------ Records for the exercise
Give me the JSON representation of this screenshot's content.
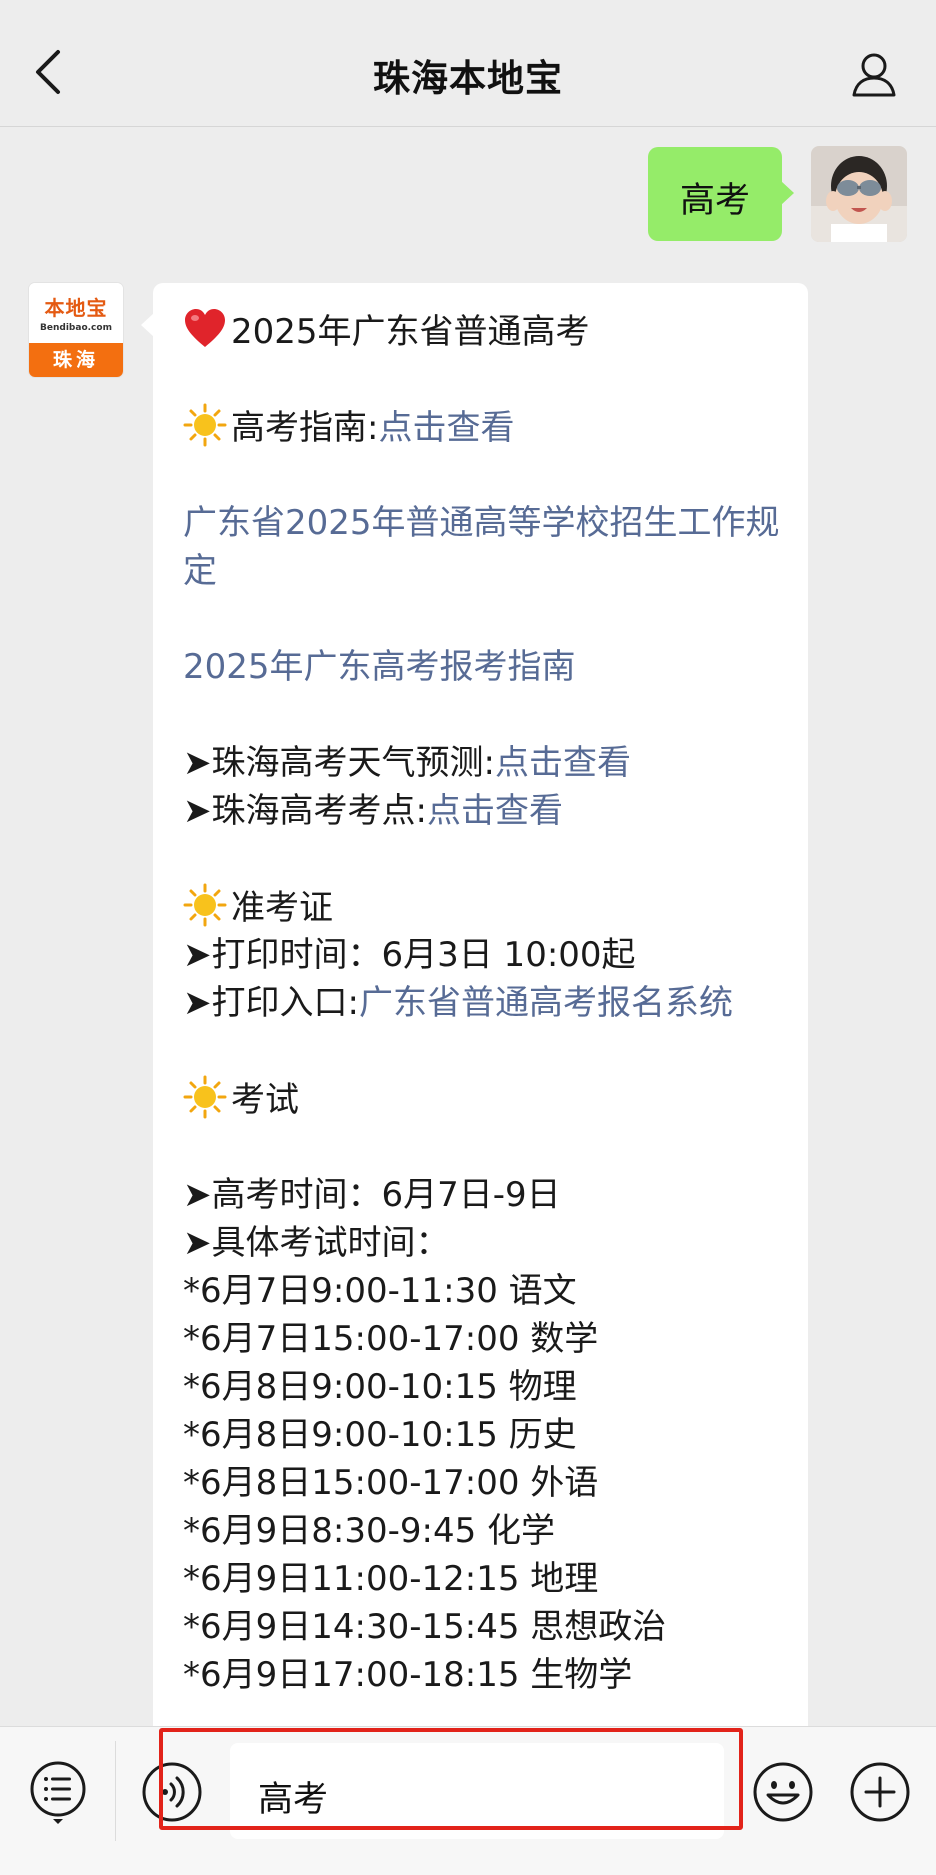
{
  "header": {
    "title": "珠海本地宝",
    "back_icon": "chevron-left-icon",
    "profile_icon": "person-icon"
  },
  "outgoing_message": {
    "text": "高考",
    "bubble_color": "#95ec69"
  },
  "incoming_message": {
    "avatar": {
      "logo_main": "本地宝",
      "logo_sub": "Bendibao.com",
      "logo_city": "珠海"
    },
    "lines": {
      "title": "2025年广东省普通高考",
      "guide_label": "高考指南:",
      "guide_link": "点击查看",
      "rules_link": "广东省2025年普通高等学校招生工作规定",
      "registration_link": "2025年广东高考报考指南",
      "weather_label": "➤珠海高考天气预测:",
      "weather_link": "点击查看",
      "venue_label": "➤珠海高考考点:",
      "venue_link": "点击查看",
      "ticket_heading": "准考证",
      "print_time": "➤打印时间：6月3日 10:00起",
      "print_entry_label": "➤打印入口:",
      "print_entry_link": "广东省普通高考报名系统",
      "exam_heading": "考试",
      "exam_dates": "➤高考时间：6月7日-9日",
      "schedule_heading": "➤具体考试时间：",
      "schedule": [
        "*6月7日9:00-11:30 语文",
        "*6月7日15:00-17:00 数学",
        "*6月8日9:00-10:15 物理",
        "*6月8日9:00-10:15 历史",
        "*6月8日15:00-17:00 外语",
        "*6月9日8:30-9:45 化学",
        "*6月9日11:00-12:15 地理",
        "*6月9日14:30-15:45 思想政治",
        "*6月9日17:00-18:15 生物学"
      ]
    },
    "link_color": "#576b95"
  },
  "input_bar": {
    "menu_icon": "menu-list-icon",
    "voice_icon": "voice-icon",
    "input_value": "高考",
    "emoji_icon": "smiley-icon",
    "plus_icon": "plus-icon",
    "highlight_color": "#e2231a"
  }
}
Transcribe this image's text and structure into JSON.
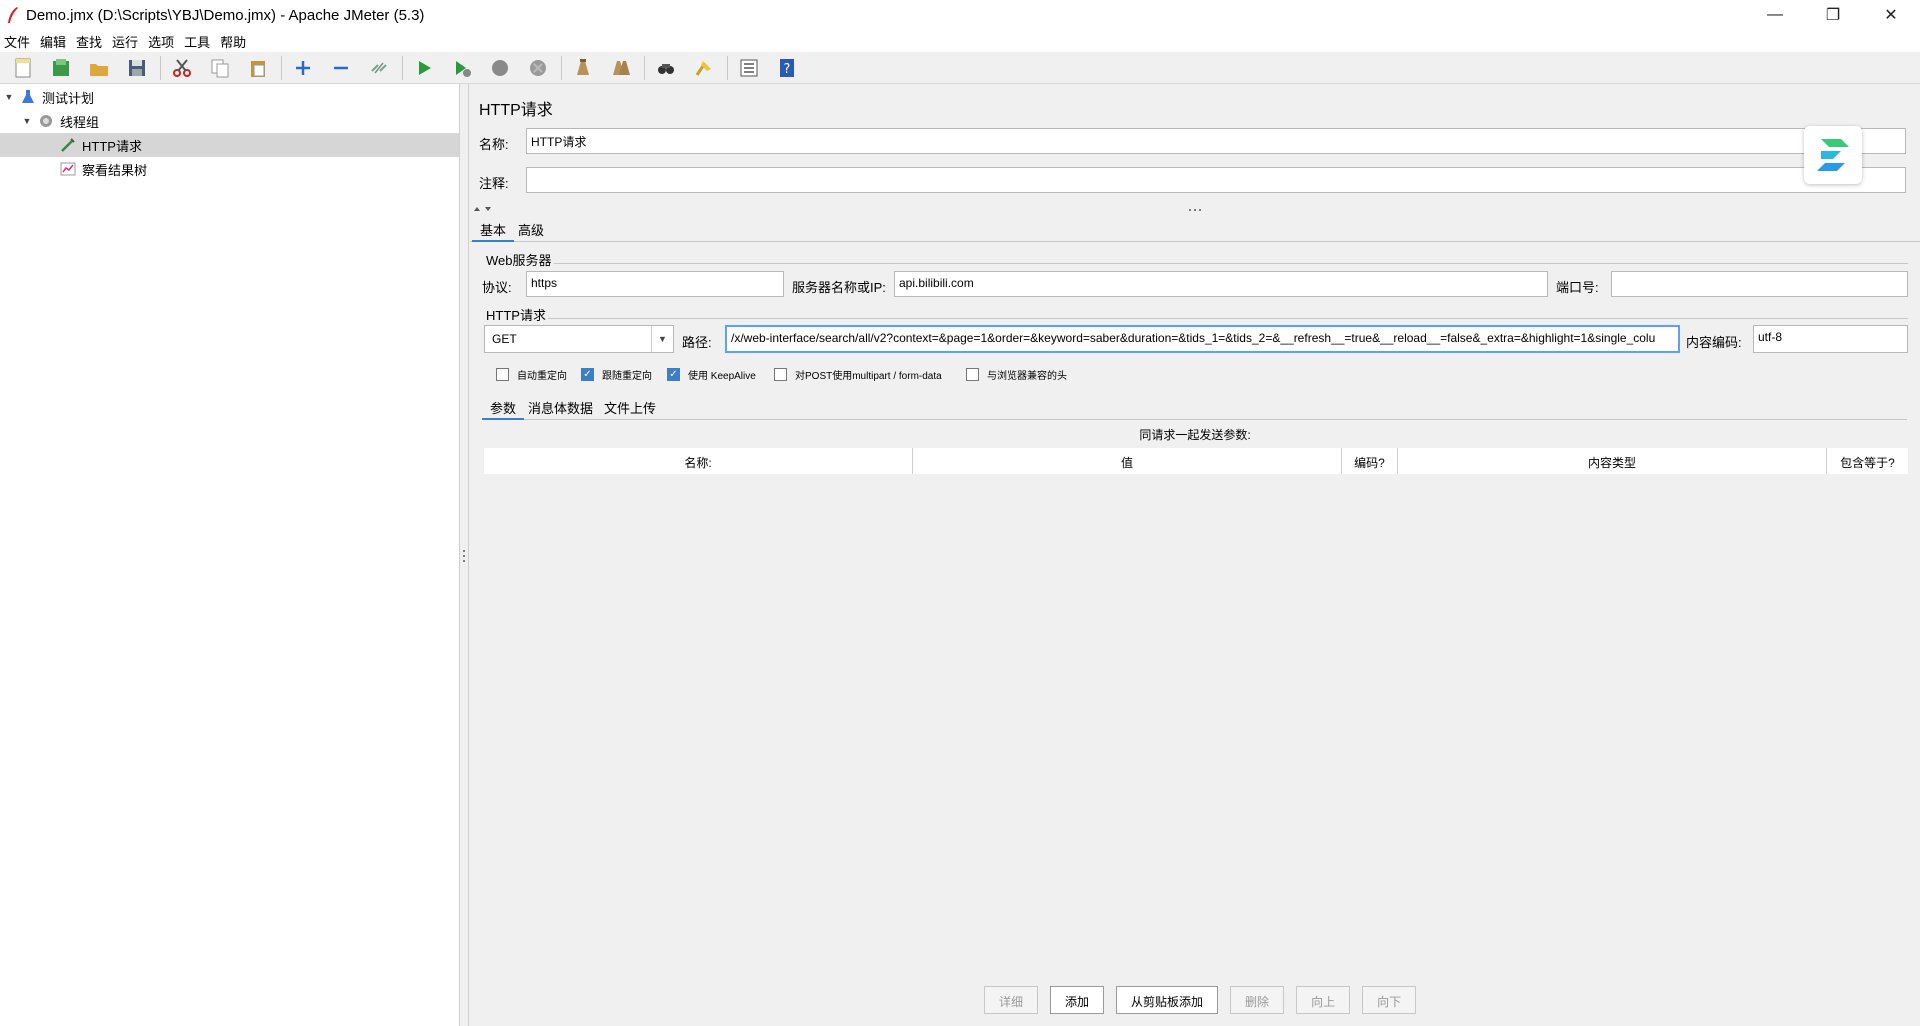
{
  "window": {
    "title": "Demo.jmx (D:\\Scripts\\YBJ\\Demo.jmx) - Apache JMeter (5.3)",
    "minimize": "—",
    "maximize": "❐",
    "close": "✕"
  },
  "menu": [
    "文件",
    "编辑",
    "查找",
    "运行",
    "选项",
    "工具",
    "帮助"
  ],
  "toolbar": {
    "icons": [
      "new-icon",
      "templates-icon",
      "open-icon",
      "save-icon",
      "cut-icon",
      "copy-icon",
      "paste-icon",
      "expand-icon",
      "collapse-icon",
      "toggle-icon",
      "start-icon",
      "start-no-pause-icon",
      "stop-icon",
      "shutdown-icon",
      "clear-icon",
      "clear-all-icon",
      "search-icon",
      "reset-search-icon",
      "function-helper-icon",
      "help-icon"
    ]
  },
  "tree": [
    {
      "label": "测试计划",
      "icon": "test-plan-icon",
      "expanded": true
    },
    {
      "label": "线程组",
      "icon": "thread-group-icon",
      "expanded": true
    },
    {
      "label": "HTTP请求",
      "icon": "http-sampler-icon",
      "selected": true
    },
    {
      "label": "察看结果树",
      "icon": "results-tree-icon"
    }
  ],
  "panel": {
    "title": "HTTP请求",
    "name_label": "名称:",
    "name_value": "HTTP请求",
    "comment_label": "注释:",
    "comment_value": "",
    "tabs": [
      "基本",
      "高级"
    ],
    "web_server": {
      "group_label": "Web服务器",
      "protocol_label": "协议:",
      "protocol_value": "https",
      "server_label": "服务器名称或IP:",
      "server_value": "api.bilibili.com",
      "port_label": "端口号:",
      "port_value": ""
    },
    "http_request": {
      "group_label": "HTTP请求",
      "method": "GET",
      "path_label": "路径:",
      "path_value": "/x/web-interface/search/all/v2?context=&page=1&order=&keyword=saber&duration=&tids_1=&tids_2=&__refresh__=true&__reload__=false&_extra=&highlight=1&single_colu",
      "encoding_label": "内容编码:",
      "encoding_value": "utf-8"
    },
    "checkboxes": [
      {
        "label": "自动重定向",
        "checked": false
      },
      {
        "label": "跟随重定向",
        "checked": true
      },
      {
        "label": "使用 KeepAlive",
        "checked": true
      },
      {
        "label": "对POST使用multipart / form-data",
        "checked": false
      },
      {
        "label": "与浏览器兼容的头",
        "checked": false
      }
    ],
    "subtabs": [
      "参数",
      "消息体数据",
      "文件上传"
    ],
    "table_caption": "同请求一起发送参数:",
    "columns": [
      "名称:",
      "值",
      "编码?",
      "内容类型",
      "包含等于?"
    ],
    "buttons": [
      {
        "label": "详细",
        "enabled": false
      },
      {
        "label": "添加",
        "enabled": true
      },
      {
        "label": "从剪贴板添加",
        "enabled": true
      },
      {
        "label": "删除",
        "enabled": false
      },
      {
        "label": "向上",
        "enabled": false
      },
      {
        "label": "向下",
        "enabled": false
      }
    ]
  },
  "colors": {
    "accent": "#3c7fc8",
    "focus_border": "#5aa0ff",
    "selected_row": "#d6d6d6"
  }
}
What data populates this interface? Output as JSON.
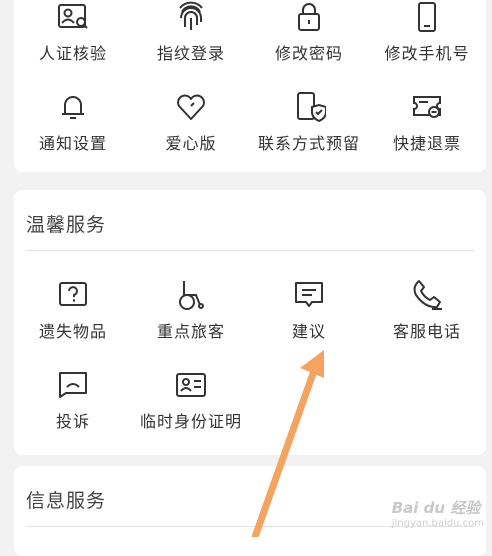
------------
Each entry above is to be written out again unchanged, apart from the pictures, which are left out.

**Finished task**
Give me the JSON representation of this screenshot's content.
{
  "header": {
    "title": "珠海本地宝",
    "back_icon": "chevron-left-icon",
    "profile_icon": "person-icon"
  },
  "outgoing_message": {
    "text": "高考",
    "bubble_color": "#95ec69"
  },
  "incoming_message": {
    "avatar": {
      "logo_main": "本地宝",
      "logo_sub": "Bendibao.com",
      "logo_city": "珠海"
    },
    "lines": {
      "title": "2025年广东省普通高考",
      "guide_label": "高考指南:",
      "guide_link": "点击查看",
      "rules_link": "广东省2025年普通高等学校招生工作规定",
      "registration_link": "2025年广东高考报考指南",
      "weather_label": "➤珠海高考天气预测:",
      "weather_link": "点击查看",
      "venue_label": "➤珠海高考考点:",
      "venue_link": "点击查看",
      "ticket_heading": "准考证",
      "print_time": "➤打印时间：6月3日 10:00起",
      "print_entry_label": "➤打印入口:",
      "print_entry_link": "广东省普通高考报名系统",
      "exam_heading": "考试",
      "exam_dates": "➤高考时间：6月7日-9日",
      "schedule_heading": "➤具体考试时间：",
      "schedule": [
        "*6月7日9:00-11:30 语文",
        "*6月7日15:00-17:00 数学",
        "*6月8日9:00-10:15 物理",
        "*6月8日9:00-10:15 历史",
        "*6月8日15:00-17:00 外语",
        "*6月9日8:30-9:45 化学",
        "*6月9日11:00-12:15 地理",
        "*6月9日14:30-15:45 思想政治",
        "*6月9日17:00-18:15 生物学"
      ]
    },
    "link_color": "#576b95"
  },
  "input_bar": {
    "menu_icon": "menu-list-icon",
    "voice_icon": "voice-icon",
    "input_value": "高考",
    "emoji_icon": "smiley-icon",
    "plus_icon": "plus-icon",
    "highlight_color": "#e2231a"
  }
}
Transcribe this image's text and structure into JSON.
{
  "window": {
    "title": "Demo.jmx (D:\\Scripts\\YBJ\\Demo.jmx) - Apache JMeter (5.3)",
    "minimize": "—",
    "maximize": "❐",
    "close": "✕"
  },
  "menu": [
    "文件",
    "编辑",
    "查找",
    "运行",
    "选项",
    "工具",
    "帮助"
  ],
  "toolbar": {
    "icons": [
      "new-icon",
      "templates-icon",
      "open-icon",
      "save-icon",
      "cut-icon",
      "copy-icon",
      "paste-icon",
      "expand-icon",
      "collapse-icon",
      "toggle-icon",
      "start-icon",
      "start-no-pause-icon",
      "stop-icon",
      "shutdown-icon",
      "clear-icon",
      "clear-all-icon",
      "search-icon",
      "reset-search-icon",
      "function-helper-icon",
      "help-icon"
    ]
  },
  "tree": [
    {
      "label": "测试计划",
      "icon": "test-plan-icon",
      "expanded": true
    },
    {
      "label": "线程组",
      "icon": "thread-group-icon",
      "expanded": true
    },
    {
      "label": "HTTP请求",
      "icon": "http-sampler-icon",
      "selected": true
    },
    {
      "label": "察看结果树",
      "icon": "results-tree-icon"
    }
  ],
  "panel": {
    "title": "HTTP请求",
    "name_label": "名称:",
    "name_value": "HTTP请求",
    "comment_label": "注释:",
    "comment_value": "",
    "tabs": [
      "基本",
      "高级"
    ],
    "web_server": {
      "group_label": "Web服务器",
      "protocol_label": "协议:",
      "protocol_value": "https",
      "server_label": "服务器名称或IP:",
      "server_value": "api.bilibili.com",
      "port_label": "端口号:",
      "port_value": ""
    },
    "http_request": {
      "group_label": "HTTP请求",
      "method": "GET",
      "path_label": "路径:",
      "path_value": "/x/web-interface/search/all/v2?context=&page=1&order=&keyword=saber&duration=&tids_1=&tids_2=&__refresh__=true&__reload__=false&_extra=&highlight=1&single_colu",
      "encoding_label": "内容编码:",
      "encoding_value": "utf-8"
    },
    "checkboxes": [
      {
        "label": "自动重定向",
        "checked": false
      },
      {
        "label": "跟随重定向",
        "checked": true
      },
      {
        "label": "使用 KeepAlive",
        "checked": true
      },
      {
        "label": "对POST使用multipart / form-data",
        "checked": false
      },
      {
        "label": "与浏览器兼容的头",
        "checked": false
      }
    ],
    "subtabs": [
      "参数",
      "消息体数据",
      "文件上传"
    ],
    "table_caption": "同请求一起发送参数:",
    "columns": [
      "名称:",
      "值",
      "编码?",
      "内容类型",
      "包含等于?"
    ],
    "buttons": [
      {
        "label": "详细",
        "enabled": false
      },
      {
        "label": "添加",
        "enabled": true
      },
      {
        "label": "从剪贴板添加",
        "enabled": true
      },
      {
        "label": "删除",
        "enabled": false
      },
      {
        "label": "向上",
        "enabled": false
      },
      {
        "label": "向下",
        "enabled": false
      }
    ]
  },
  "colors": {
    "accent": "#3c7fc8",
    "focus_border": "#5aa0ff",
    "selected_row": "#d6d6d6"
  }
}
What data populates this interface? Output as JSON.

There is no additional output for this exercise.